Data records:

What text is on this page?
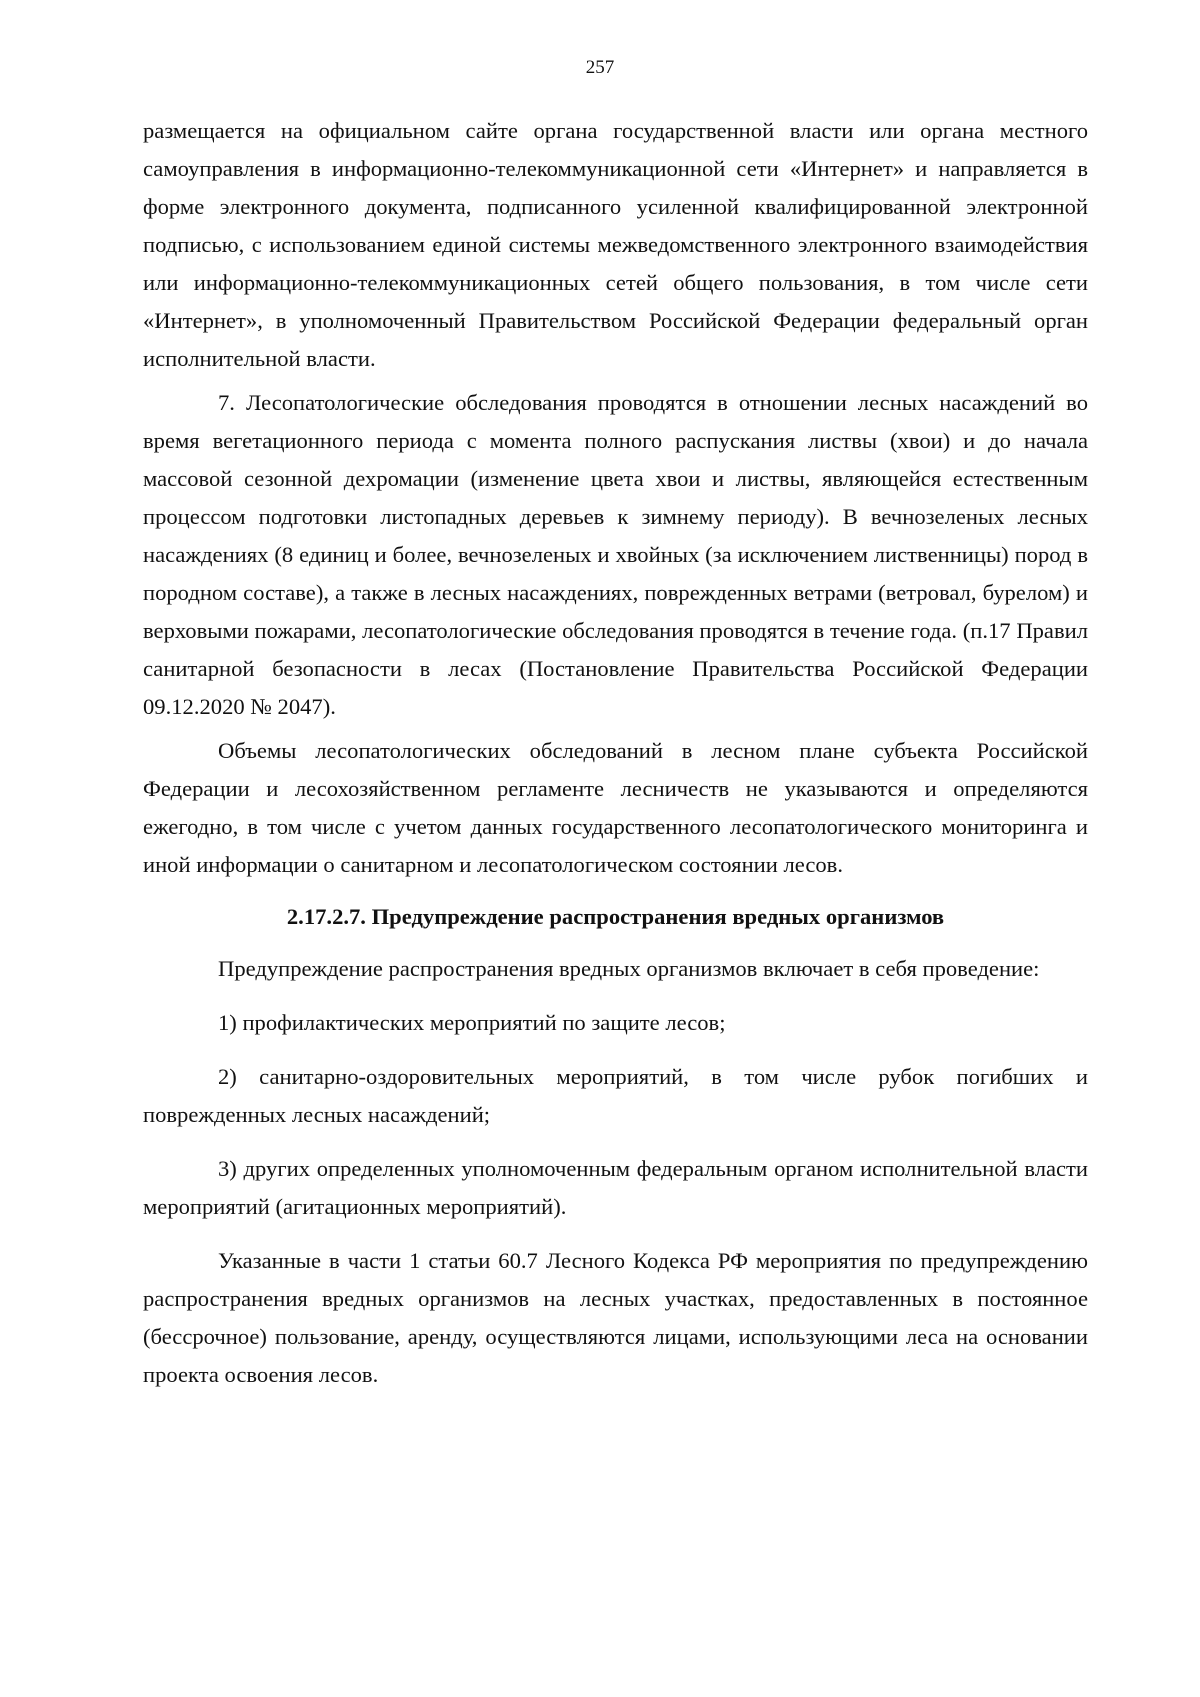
257

размещается на официальном сайте органа государственной власти или органа местного самоуправления в информационно-телекоммуникационной сети «Интернет» и направляется в форме электронного документа, подписанного усиленной квалифицированной электронной подписью, с использованием единой системы межведомственного электронного взаимодействия или информационно-телекоммуникационных сетей общего пользования, в том числе сети «Интернет», в уполномоченный Правительством Российской Федерации федеральный орган исполнительной власти.

7. Лесопатологические обследования проводятся в отношении лесных насаждений во время вегетационного периода с момента полного распускания листвы (хвои) и до начала массовой сезонной дехромации (изменение цвета хвои и листвы, являющейся естественным процессом подготовки листопадных деревьев к зимнему периоду). В вечнозеленых лесных насаждениях (8 единиц и более, вечнозеленых и хвойных (за исключением лиственницы) пород в породном составе), а также в лесных насаждениях, поврежденных ветрами (ветровал, бурелом) и верховыми пожарами, лесопатологические обследования проводятся в течение года. (п.17 Правил санитарной безопасности в лесах (Постановление Правительства Российской Федерации 09.12.2020 № 2047).

Объемы лесопатологических обследований в лесном плане субъекта Российской Федерации и лесохозяйственном регламенте лесничеств не указываются и определяются ежегодно, в том числе с учетом данных государственного лесопатологического мониторинга и иной информации о санитарном и лесопатологическом состоянии лесов.

2.17.2.7. Предупреждение распространения вредных организмов

Предупреждение распространения вредных организмов включает в себя проведение:

1) профилактических мероприятий по защите лесов;

2) санитарно-оздоровительных мероприятий, в том числе рубок погибших и поврежденных лесных насаждений;

3) других определенных уполномоченным федеральным органом исполнительной власти мероприятий (агитационных мероприятий).

Указанные в части 1 статьи 60.7 Лесного Кодекса РФ мероприятия по предупреждению распространения вредных организмов на лесных участках, предоставленных в постоянное (бессрочное) пользование, аренду, осуществляются лицами, использующими леса на основании проекта освоения лесов.
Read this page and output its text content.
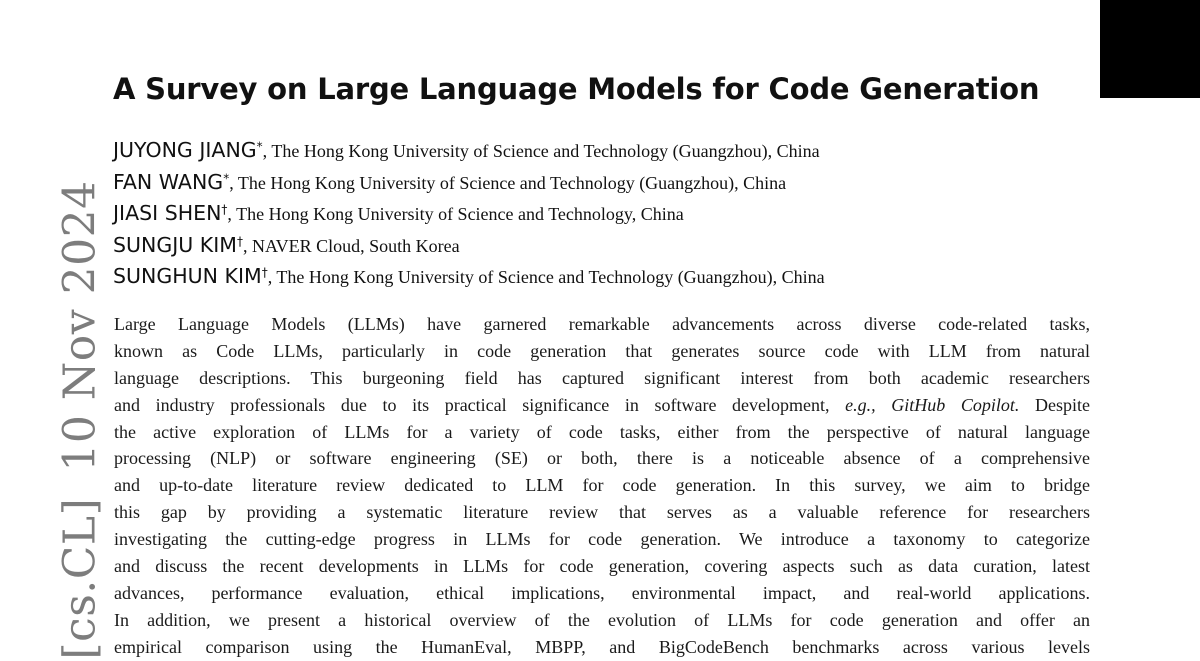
[cs.CL]10 Nov 2024
A Survey on Large Language Models for Code Generation
JUYONG JIANG*, The Hong Kong University of Science and Technology (Guangzhou), China
FAN WANG*, The Hong Kong University of Science and Technology (Guangzhou), China
JIASI SHEN†, The Hong Kong University of Science and Technology, China
SUNGJU KIM†, NAVER Cloud, South Korea
SUNGHUN KIM†, The Hong Kong University of Science and Technology (Guangzhou), China
Large Language Models (LLMs) have garnered remarkable advancements across diverse code-related tasks,
known as Code LLMs, particularly in code generation that generates source code with LLM from natural
language descriptions. This burgeoning field has captured significant interest from both academic researchers
and industry professionals due to its practical significance in software development, e.g., GitHub Copilot. Despite
the active exploration of LLMs for a variety of code tasks, either from the perspective of natural language
processing (NLP) or software engineering (SE) or both, there is a noticeable absence of a comprehensive
and up-to-date literature review dedicated to LLM for code generation. In this survey, we aim to bridge
this gap by providing a systematic literature review that serves as a valuable reference for researchers
investigating the cutting-edge progress in LLMs for code generation. We introduce a taxonomy to categorize
and discuss the recent developments in LLMs for code generation, covering aspects such as data curation, latest
advances, performance evaluation, ethical implications, environmental impact, and real-world applications.
In addition, we present a historical overview of the evolution of LLMs for code generation and offer an
empirical comparison using the HumanEval, MBPP, and BigCodeBench benchmarks across various levels
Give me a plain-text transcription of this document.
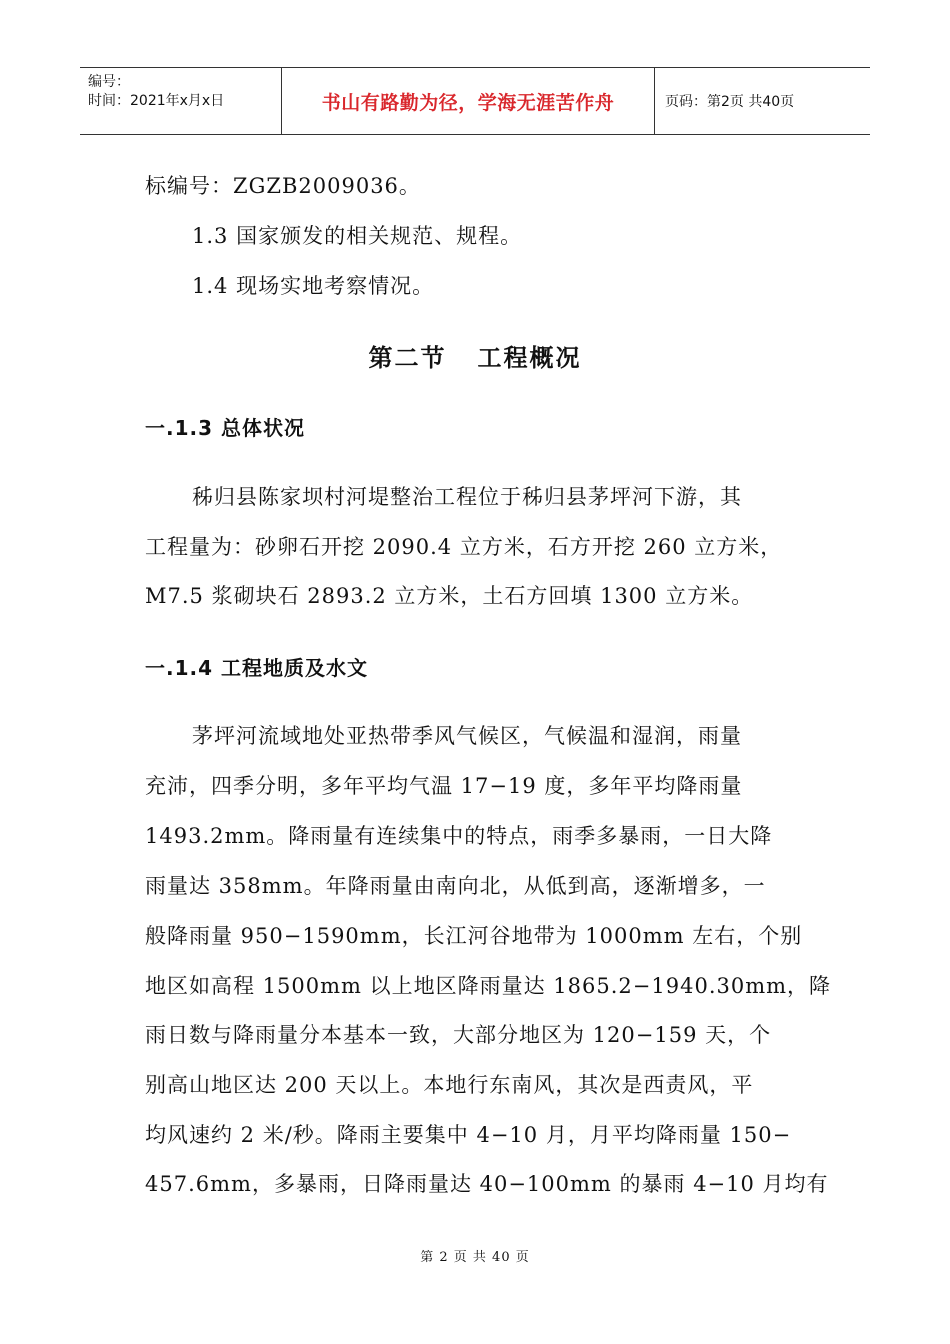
编号：
时间：2021年x月x日	书山有路勤为径，学海无涯苦作舟	页码：第2页 共40页
标编号：ZGZB2009036。
1.3 国家颁发的相关规范、规程。
1.4 现场实地考察情况。
第二节   工程概况
一.1.3 总体状况
秭归县陈家坝村河堤整治工程位于秭归县茅坪河下游，其
工程量为：砂卵石开挖 2090.4 立方米，石方开挖 260 立方米，
M7.5 浆砌块石 2893.2 立方米，土石方回填 1300 立方米。
一.1.4 工程地质及水文
茅坪河流域地处亚热带季风气候区，气候温和湿润，雨量
充沛，四季分明，多年平均气温 17−19 度，多年平均降雨量
1493.2mm。降雨量有连续集中的特点，雨季多暴雨，一日大降
雨量达 358mm。年降雨量由南向北，从低到高，逐渐增多，一
般降雨量 950−1590mm，长江河谷地带为 1000mm 左右，个别
地区如高程 1500mm 以上地区降雨量达 1865.2−1940.30mm，降
雨日数与降雨量分本基本一致，大部分地区为 120−159 天，个
别高山地区达 200 天以上。本地行东南风，其次是西责风，平
均风速约 2 米/秒。降雨主要集中 4−10 月，月平均降雨量 150−
457.6mm，多暴雨，日降雨量达 40−100mm 的暴雨 4−10 月均有
第 2 页 共 40 页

Goal ▸ Leave out the pictures and return every record word for word.

The answer ▸
What text is on this page?
257

размещается на официальном сайте органа государственной власти или органа местного самоуправления в информационно-телекоммуникационной сети «Интернет» и направляется в форме электронного документа, подписанного усиленной квалифицированной электронной подписью, с использованием единой системы межведомственного электронного взаимодействия или информационно-телекоммуникационных сетей общего пользования, в том числе сети «Интернет», в уполномоченный Правительством Российской Федерации федеральный орган исполнительной власти.

7. Лесопатологические обследования проводятся в отношении лесных насаждений во время вегетационного периода с момента полного распускания листвы (хвои) и до начала массовой сезонной дехромации (изменение цвета хвои и листвы, являющейся естественным процессом подготовки листопадных деревьев к зимнему периоду). В вечнозеленых лесных насаждениях (8 единиц и более, вечнозеленых и хвойных (за исключением лиственницы) пород в породном составе), а также в лесных насаждениях, поврежденных ветрами (ветровал, бурелом) и верховыми пожарами, лесопатологические обследования проводятся в течение года. (п.17 Правил санитарной безопасности в лесах (Постановление Правительства Российской Федерации 09.12.2020 № 2047).

Объемы лесопатологических обследований в лесном плане субъекта Российской Федерации и лесохозяйственном регламенте лесничеств не указываются и определяются ежегодно, в том числе с учетом данных государственного лесопатологического мониторинга и иной информации о санитарном и лесопатологическом состоянии лесов.

2.17.2.7. Предупреждение распространения вредных организмов

Предупреждение распространения вредных организмов включает в себя проведение:

1) профилактических мероприятий по защите лесов;

2) санитарно-оздоровительных мероприятий, в том числе рубок погибших и поврежденных лесных насаждений;

3) других определенных уполномоченным федеральным органом исполнительной власти мероприятий (агитационных мероприятий).

Указанные в части 1 статьи 60.7 Лесного Кодекса РФ мероприятия по предупреждению распространения вредных организмов на лесных участках, предоставленных в постоянное (бессрочное) пользование, аренду, осуществляются лицами, использующими леса на основании проекта освоения лесов.
Read this page and output its text content.
[cs.CL]10 Nov 2024
A Survey on Large Language Models for Code Generation
JUYONG JIANG*, The Hong Kong University of Science and Technology (Guangzhou), China
FAN WANG*, The Hong Kong University of Science and Technology (Guangzhou), China
JIASI SHEN†, The Hong Kong University of Science and Technology, China
SUNGJU KIM†, NAVER Cloud, South Korea
SUNGHUN KIM†, The Hong Kong University of Science and Technology (Guangzhou), China
Large Language Models (LLMs) have garnered remarkable advancements across diverse code-related tasks,
known as Code LLMs, particularly in code generation that generates source code with LLM from natural
language descriptions. This burgeoning field has captured significant interest from both academic researchers
and industry professionals due to its practical significance in software development, e.g., GitHub Copilot. Despite
the active exploration of LLMs for a variety of code tasks, either from the perspective of natural language
processing (NLP) or software engineering (SE) or both, there is a noticeable absence of a comprehensive
and up-to-date literature review dedicated to LLM for code generation. In this survey, we aim to bridge
this gap by providing a systematic literature review that serves as a valuable reference for researchers
investigating the cutting-edge progress in LLMs for code generation. We introduce a taxonomy to categorize
and discuss the recent developments in LLMs for code generation, covering aspects such as data curation, latest
advances, performance evaluation, ethical implications, environmental impact, and real-world applications.
In addition, we present a historical overview of the evolution of LLMs for code generation and offer an
empirical comparison using the HumanEval, MBPP, and BigCodeBench benchmarks across various levels
Give me a plain-text transcription of this document.
编号：
时间：2021年x月x日	书山有路勤为径，学海无涯苦作舟	页码：第2页 共40页
标编号：ZGZB2009036。
1.3 国家颁发的相关规范、规程。
1.4 现场实地考察情况。
第二节   工程概况
一.1.3 总体状况
秭归县陈家坝村河堤整治工程位于秭归县茅坪河下游，其
工程量为：砂卵石开挖 2090.4 立方米，石方开挖 260 立方米，
M7.5 浆砌块石 2893.2 立方米，土石方回填 1300 立方米。
一.1.4 工程地质及水文
茅坪河流域地处亚热带季风气候区，气候温和湿润，雨量
充沛，四季分明，多年平均气温 17−19 度，多年平均降雨量
1493.2mm。降雨量有连续集中的特点，雨季多暴雨，一日大降
雨量达 358mm。年降雨量由南向北，从低到高，逐渐增多，一
般降雨量 950−1590mm，长江河谷地带为 1000mm 左右，个别
地区如高程 1500mm 以上地区降雨量达 1865.2−1940.30mm，降
雨日数与降雨量分本基本一致，大部分地区为 120−159 天，个
别高山地区达 200 天以上。本地行东南风，其次是西责风，平
均风速约 2 米/秒。降雨主要集中 4−10 月，月平均降雨量 150−
457.6mm，多暴雨，日降雨量达 40−100mm 的暴雨 4−10 月均有
第 2 页 共 40 页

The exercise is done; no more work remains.